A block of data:
----------------
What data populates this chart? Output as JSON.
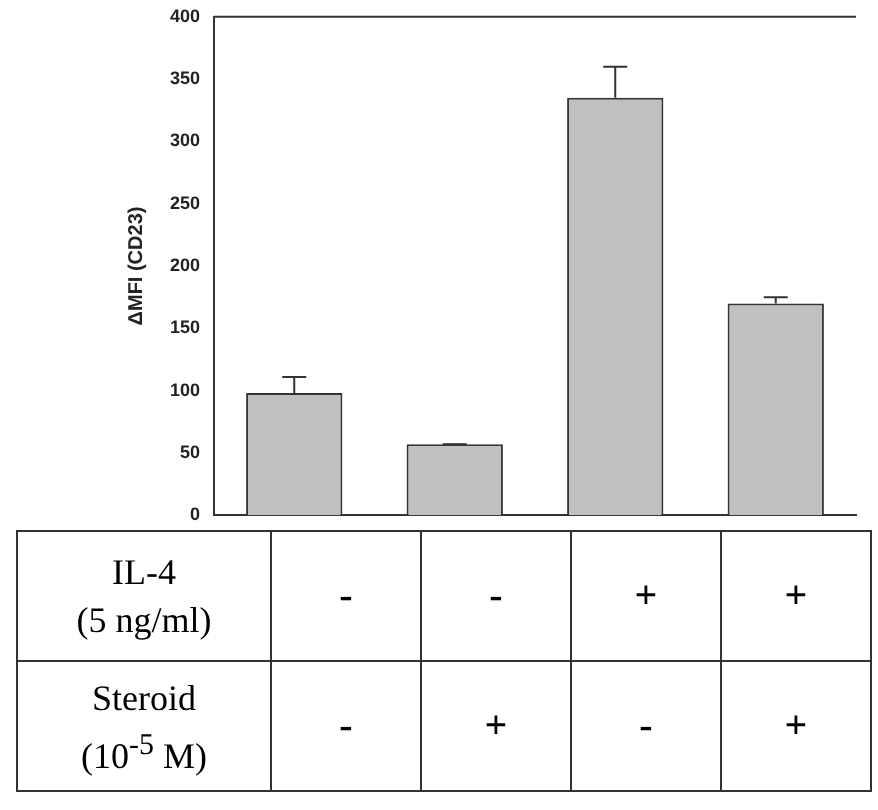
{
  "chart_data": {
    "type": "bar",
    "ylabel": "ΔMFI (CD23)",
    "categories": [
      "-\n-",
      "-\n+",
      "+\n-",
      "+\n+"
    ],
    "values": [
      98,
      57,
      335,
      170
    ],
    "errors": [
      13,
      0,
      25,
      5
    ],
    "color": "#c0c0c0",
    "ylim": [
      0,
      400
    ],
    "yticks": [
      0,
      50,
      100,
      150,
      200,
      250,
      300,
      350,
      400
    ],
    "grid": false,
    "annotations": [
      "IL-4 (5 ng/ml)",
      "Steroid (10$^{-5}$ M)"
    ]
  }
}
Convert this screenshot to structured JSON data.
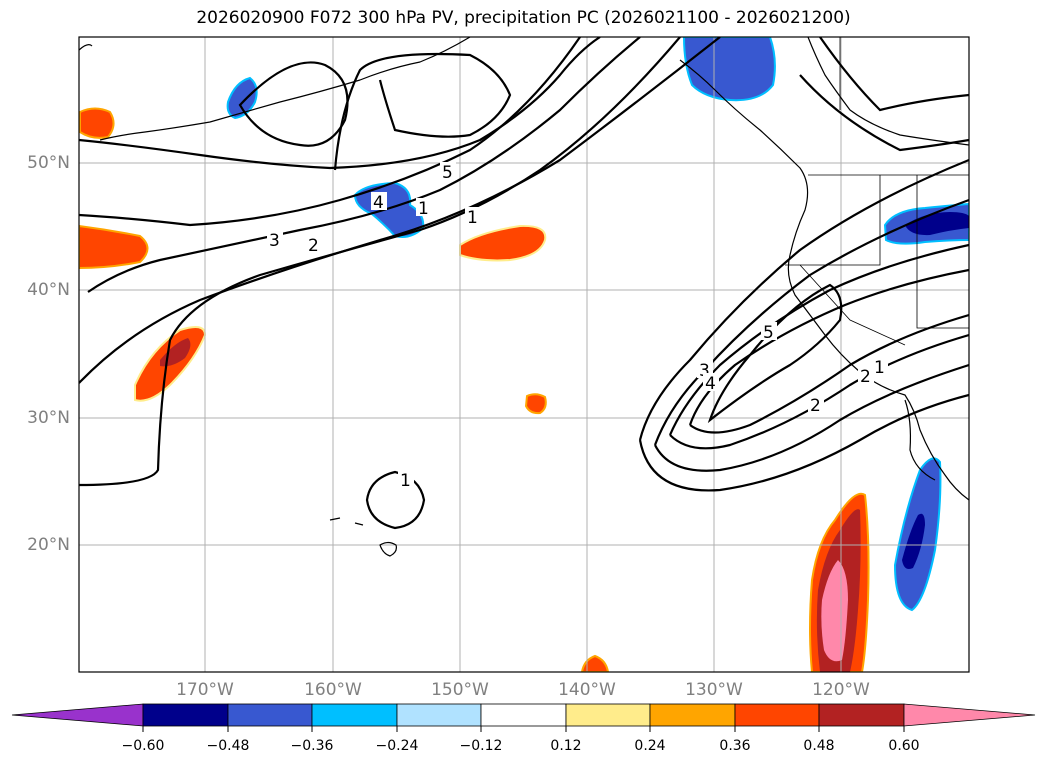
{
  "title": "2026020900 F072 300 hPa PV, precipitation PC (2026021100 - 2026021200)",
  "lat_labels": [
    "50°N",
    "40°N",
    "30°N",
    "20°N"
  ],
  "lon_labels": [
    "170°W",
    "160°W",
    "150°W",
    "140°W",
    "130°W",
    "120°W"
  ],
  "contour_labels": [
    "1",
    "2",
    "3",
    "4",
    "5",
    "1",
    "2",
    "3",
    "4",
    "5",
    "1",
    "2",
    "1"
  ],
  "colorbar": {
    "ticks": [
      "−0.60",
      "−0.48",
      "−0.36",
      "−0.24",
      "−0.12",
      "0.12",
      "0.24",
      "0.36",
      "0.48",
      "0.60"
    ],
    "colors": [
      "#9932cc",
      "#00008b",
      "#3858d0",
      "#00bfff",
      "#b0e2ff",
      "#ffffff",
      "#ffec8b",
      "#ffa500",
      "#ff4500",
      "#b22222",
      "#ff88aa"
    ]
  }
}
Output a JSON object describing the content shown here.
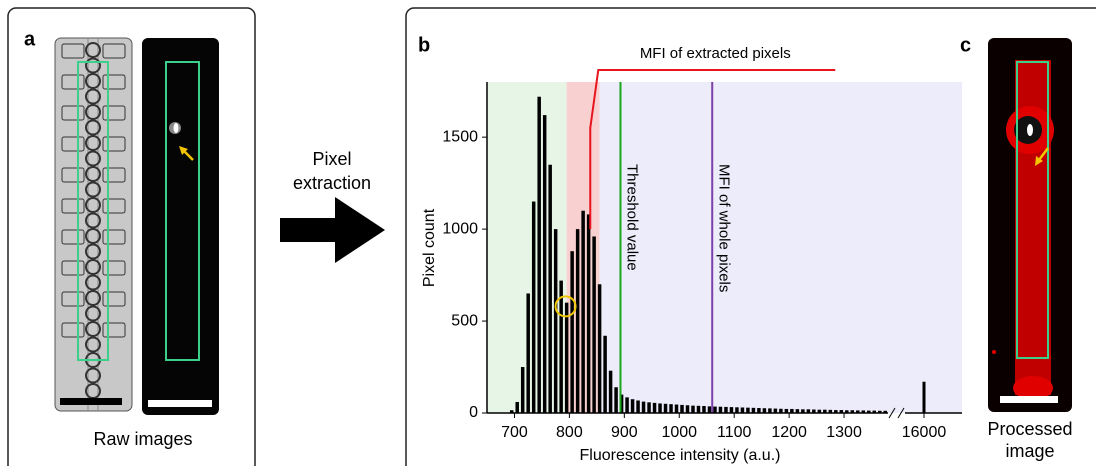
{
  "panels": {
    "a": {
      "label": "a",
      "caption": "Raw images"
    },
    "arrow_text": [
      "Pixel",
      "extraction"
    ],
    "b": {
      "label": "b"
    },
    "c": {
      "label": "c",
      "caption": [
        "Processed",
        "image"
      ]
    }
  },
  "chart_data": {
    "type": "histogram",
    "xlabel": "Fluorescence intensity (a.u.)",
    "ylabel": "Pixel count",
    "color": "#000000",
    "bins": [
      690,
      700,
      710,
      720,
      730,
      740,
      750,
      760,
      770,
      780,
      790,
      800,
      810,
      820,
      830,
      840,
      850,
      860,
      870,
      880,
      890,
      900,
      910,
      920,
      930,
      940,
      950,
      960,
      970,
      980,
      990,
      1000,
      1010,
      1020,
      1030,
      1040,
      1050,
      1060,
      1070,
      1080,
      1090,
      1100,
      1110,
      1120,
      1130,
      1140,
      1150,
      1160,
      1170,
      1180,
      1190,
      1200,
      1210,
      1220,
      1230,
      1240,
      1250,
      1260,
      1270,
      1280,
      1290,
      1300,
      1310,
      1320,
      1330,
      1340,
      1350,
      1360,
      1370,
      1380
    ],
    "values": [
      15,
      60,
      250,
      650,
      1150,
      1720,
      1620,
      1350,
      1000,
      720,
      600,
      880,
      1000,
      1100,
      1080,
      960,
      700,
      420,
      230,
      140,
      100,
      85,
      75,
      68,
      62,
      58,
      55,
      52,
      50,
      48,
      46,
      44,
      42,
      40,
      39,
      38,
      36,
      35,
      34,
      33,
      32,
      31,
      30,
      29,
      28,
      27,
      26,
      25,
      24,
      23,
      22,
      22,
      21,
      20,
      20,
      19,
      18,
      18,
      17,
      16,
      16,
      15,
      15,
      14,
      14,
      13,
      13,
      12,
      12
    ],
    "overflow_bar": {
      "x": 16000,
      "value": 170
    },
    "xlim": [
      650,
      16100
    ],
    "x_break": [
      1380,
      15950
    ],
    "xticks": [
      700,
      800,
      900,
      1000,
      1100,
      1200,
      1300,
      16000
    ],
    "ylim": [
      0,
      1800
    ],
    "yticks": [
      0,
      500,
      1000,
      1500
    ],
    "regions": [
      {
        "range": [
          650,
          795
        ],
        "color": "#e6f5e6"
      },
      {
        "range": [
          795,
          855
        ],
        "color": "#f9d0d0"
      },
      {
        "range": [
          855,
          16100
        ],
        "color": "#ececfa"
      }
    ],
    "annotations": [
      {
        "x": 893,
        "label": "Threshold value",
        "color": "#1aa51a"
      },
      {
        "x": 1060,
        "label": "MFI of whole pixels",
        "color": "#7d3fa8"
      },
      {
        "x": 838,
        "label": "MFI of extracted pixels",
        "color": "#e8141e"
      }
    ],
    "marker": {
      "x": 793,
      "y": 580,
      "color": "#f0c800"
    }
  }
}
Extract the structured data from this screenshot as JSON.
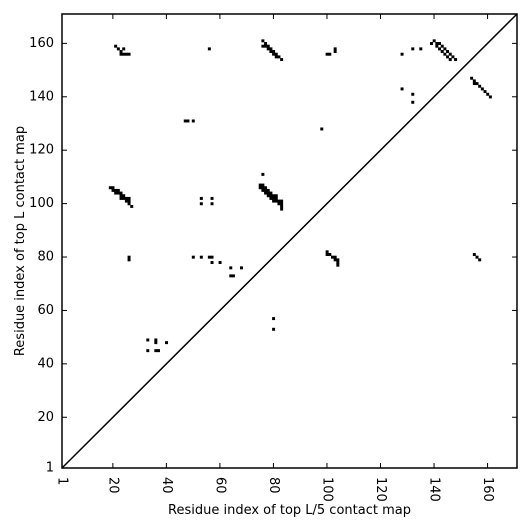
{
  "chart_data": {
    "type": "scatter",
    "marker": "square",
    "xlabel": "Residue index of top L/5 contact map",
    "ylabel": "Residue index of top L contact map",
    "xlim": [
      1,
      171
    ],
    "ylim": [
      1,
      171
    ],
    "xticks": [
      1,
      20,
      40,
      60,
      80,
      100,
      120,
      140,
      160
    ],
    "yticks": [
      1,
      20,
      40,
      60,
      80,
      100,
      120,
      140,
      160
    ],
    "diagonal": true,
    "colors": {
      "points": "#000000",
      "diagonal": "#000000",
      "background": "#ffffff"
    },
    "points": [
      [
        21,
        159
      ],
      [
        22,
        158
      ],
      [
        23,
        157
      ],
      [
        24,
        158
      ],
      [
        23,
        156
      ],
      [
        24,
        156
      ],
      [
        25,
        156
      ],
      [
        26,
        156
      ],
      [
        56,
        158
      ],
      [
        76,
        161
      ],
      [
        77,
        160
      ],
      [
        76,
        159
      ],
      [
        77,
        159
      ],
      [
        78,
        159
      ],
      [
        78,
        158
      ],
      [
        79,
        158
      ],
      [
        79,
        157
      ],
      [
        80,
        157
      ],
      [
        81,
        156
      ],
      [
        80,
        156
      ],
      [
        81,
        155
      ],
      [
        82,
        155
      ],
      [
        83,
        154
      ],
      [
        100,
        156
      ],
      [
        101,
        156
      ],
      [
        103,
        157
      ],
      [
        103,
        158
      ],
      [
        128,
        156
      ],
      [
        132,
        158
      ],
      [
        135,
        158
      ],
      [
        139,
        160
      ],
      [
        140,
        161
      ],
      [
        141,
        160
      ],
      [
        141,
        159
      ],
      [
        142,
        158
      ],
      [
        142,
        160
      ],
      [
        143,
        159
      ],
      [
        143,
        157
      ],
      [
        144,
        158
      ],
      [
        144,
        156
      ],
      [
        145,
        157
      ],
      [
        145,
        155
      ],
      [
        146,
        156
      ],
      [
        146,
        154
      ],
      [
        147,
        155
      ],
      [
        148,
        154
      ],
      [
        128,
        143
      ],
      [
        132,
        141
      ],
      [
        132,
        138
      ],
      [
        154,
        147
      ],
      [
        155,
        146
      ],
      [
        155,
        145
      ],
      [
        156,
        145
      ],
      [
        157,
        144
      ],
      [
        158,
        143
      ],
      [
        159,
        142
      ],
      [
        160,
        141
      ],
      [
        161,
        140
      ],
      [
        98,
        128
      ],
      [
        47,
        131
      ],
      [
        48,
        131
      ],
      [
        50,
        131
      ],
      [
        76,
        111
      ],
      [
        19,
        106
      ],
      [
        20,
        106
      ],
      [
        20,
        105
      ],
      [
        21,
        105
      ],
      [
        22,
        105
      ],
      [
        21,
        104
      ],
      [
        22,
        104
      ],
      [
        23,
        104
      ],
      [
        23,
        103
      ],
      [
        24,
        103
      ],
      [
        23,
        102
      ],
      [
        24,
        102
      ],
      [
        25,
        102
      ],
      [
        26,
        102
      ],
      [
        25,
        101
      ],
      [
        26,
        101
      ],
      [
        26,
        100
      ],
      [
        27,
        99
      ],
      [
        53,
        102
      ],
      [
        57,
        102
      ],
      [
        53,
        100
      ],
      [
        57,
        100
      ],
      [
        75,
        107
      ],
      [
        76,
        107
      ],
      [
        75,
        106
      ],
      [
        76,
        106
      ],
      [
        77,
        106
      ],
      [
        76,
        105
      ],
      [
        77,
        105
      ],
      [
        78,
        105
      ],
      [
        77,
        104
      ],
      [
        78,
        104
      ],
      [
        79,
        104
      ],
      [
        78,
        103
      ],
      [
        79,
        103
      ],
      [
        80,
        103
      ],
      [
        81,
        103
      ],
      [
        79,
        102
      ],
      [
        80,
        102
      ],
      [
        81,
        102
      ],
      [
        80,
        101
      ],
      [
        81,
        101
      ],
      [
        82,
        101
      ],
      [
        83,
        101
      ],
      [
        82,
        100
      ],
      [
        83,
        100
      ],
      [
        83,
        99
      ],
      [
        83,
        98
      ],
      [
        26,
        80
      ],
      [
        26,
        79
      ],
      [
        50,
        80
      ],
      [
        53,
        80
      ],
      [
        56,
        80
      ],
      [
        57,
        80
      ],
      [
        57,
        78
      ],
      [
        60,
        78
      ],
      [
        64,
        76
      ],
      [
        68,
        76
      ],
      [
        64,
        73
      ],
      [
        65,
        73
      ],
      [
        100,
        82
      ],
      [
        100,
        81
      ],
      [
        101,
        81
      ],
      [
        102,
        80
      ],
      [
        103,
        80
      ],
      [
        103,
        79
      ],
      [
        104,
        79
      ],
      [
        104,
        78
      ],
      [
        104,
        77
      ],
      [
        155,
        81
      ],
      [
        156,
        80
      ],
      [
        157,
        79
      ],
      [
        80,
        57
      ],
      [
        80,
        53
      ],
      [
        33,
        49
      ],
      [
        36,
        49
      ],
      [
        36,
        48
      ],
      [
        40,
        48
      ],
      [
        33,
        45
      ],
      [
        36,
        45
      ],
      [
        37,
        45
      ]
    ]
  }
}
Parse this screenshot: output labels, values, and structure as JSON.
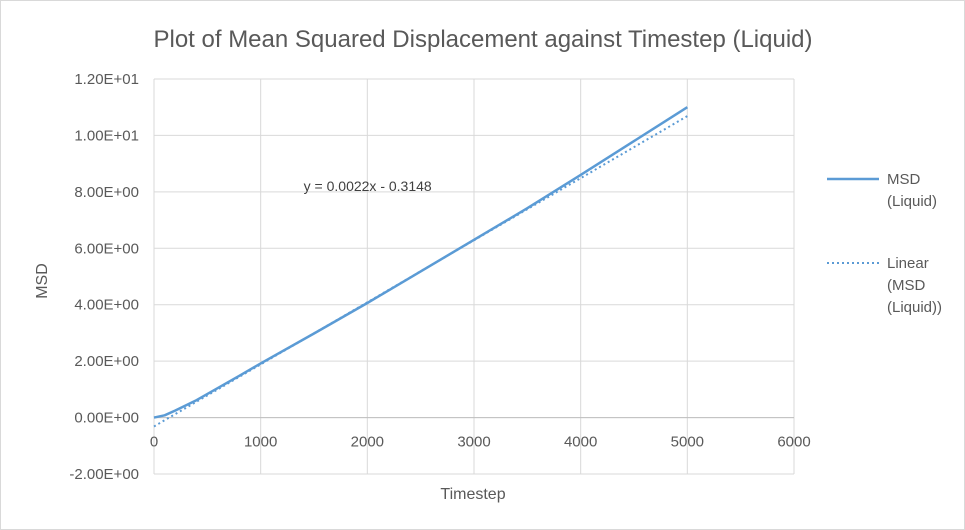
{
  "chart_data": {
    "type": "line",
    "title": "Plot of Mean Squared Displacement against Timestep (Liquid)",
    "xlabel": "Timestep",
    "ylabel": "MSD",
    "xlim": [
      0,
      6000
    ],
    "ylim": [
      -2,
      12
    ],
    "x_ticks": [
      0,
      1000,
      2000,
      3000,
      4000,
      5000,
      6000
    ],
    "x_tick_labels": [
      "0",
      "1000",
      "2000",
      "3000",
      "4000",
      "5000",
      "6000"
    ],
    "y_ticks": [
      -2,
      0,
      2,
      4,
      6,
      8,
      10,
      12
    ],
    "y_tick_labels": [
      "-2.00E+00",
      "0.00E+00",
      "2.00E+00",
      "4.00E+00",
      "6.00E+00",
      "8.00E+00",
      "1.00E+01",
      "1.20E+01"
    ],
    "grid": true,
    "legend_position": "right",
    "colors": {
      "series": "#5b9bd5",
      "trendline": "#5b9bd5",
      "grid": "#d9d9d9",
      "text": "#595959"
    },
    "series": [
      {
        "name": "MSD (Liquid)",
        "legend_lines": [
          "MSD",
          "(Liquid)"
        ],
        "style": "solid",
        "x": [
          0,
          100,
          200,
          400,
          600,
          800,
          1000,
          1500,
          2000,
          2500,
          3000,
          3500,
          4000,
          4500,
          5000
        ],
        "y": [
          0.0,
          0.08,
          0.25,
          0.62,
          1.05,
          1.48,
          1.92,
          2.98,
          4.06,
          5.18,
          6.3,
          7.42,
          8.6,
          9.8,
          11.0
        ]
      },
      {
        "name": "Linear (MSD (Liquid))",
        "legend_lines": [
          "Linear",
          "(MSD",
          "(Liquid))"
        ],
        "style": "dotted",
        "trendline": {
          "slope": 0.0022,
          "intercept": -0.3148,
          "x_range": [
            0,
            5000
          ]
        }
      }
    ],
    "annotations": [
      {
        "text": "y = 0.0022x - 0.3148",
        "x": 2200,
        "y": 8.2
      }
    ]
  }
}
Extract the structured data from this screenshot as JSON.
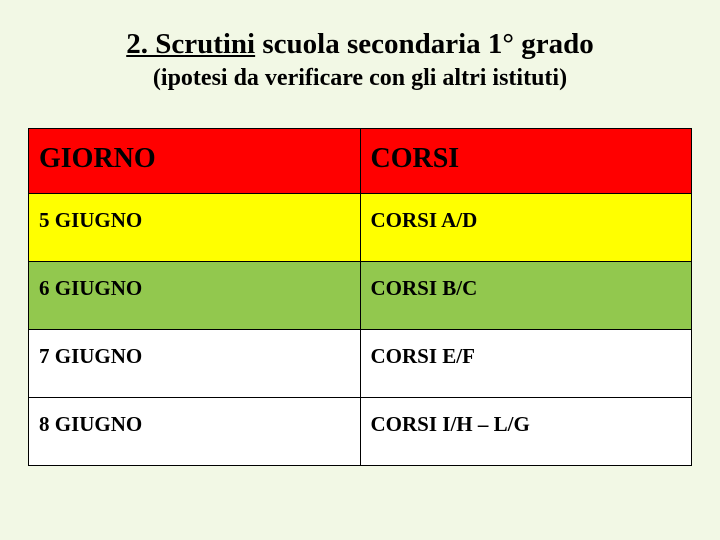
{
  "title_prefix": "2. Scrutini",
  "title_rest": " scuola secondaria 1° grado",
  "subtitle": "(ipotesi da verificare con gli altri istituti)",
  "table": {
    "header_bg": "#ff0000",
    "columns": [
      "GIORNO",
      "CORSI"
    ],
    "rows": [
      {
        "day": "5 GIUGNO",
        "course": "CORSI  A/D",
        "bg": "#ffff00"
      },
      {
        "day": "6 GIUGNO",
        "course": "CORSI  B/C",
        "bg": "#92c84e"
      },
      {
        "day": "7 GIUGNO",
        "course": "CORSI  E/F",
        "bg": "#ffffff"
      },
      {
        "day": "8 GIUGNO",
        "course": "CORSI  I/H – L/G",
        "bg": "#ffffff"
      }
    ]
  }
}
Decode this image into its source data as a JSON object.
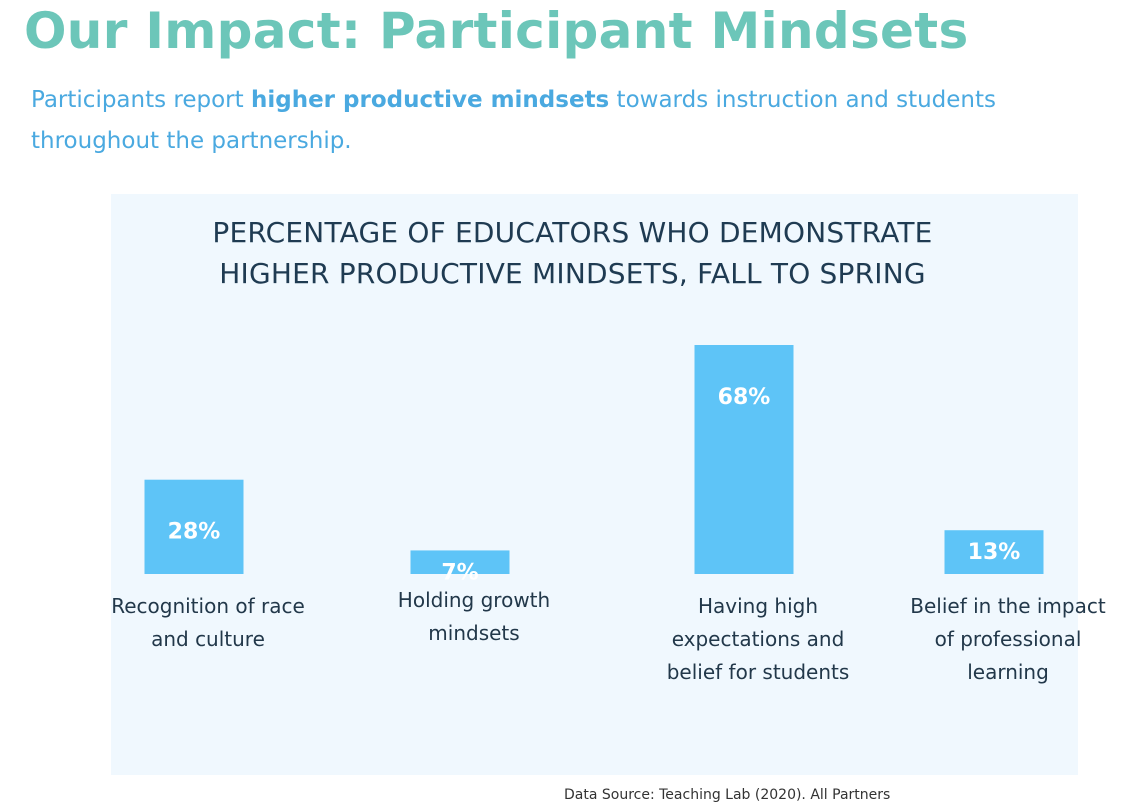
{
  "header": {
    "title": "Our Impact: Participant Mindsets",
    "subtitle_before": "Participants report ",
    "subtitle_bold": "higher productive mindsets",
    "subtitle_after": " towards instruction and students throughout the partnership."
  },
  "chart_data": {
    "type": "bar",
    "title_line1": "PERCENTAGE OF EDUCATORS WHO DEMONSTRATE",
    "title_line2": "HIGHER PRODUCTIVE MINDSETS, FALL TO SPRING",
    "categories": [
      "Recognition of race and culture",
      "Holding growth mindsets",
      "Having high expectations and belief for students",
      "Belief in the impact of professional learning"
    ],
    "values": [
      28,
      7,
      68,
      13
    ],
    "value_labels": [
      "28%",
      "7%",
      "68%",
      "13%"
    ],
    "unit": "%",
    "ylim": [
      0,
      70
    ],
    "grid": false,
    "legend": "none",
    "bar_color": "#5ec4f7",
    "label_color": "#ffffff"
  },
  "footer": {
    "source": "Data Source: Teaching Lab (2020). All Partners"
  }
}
----------------
Pick out the lines that have the word "contact". Copy them all.

    "xlabel": "Residue index of top L/5 contact map",
    "ylabel": "Residue index of top L contact map",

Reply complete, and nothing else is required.